▶ DESCRIPTION OF THE TASK: Search the listing below for "location". Copy each matching line.
•••••
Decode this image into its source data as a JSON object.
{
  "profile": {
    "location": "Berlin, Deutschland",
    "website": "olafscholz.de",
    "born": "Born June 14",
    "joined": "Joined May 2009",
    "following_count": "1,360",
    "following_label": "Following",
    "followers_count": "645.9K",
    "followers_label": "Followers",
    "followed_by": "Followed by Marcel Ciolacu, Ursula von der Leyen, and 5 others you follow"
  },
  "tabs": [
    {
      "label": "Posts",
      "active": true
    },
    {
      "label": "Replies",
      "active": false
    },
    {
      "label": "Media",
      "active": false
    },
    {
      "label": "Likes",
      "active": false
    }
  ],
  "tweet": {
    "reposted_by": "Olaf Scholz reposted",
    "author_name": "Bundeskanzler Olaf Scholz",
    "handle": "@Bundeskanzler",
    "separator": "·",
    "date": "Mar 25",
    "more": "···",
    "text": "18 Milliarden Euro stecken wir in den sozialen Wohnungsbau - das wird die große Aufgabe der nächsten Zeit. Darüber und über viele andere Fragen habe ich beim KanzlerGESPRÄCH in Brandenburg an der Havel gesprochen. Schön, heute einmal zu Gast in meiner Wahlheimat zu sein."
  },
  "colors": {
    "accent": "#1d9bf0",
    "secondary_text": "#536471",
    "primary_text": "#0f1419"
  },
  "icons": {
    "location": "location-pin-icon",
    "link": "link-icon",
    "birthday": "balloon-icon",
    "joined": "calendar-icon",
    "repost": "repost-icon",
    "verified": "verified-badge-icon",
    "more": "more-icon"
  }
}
•••••
▶ EXERCISE ANSWER:
    "location": "Berlin, Deutschland",
    "location": "location-pin-icon",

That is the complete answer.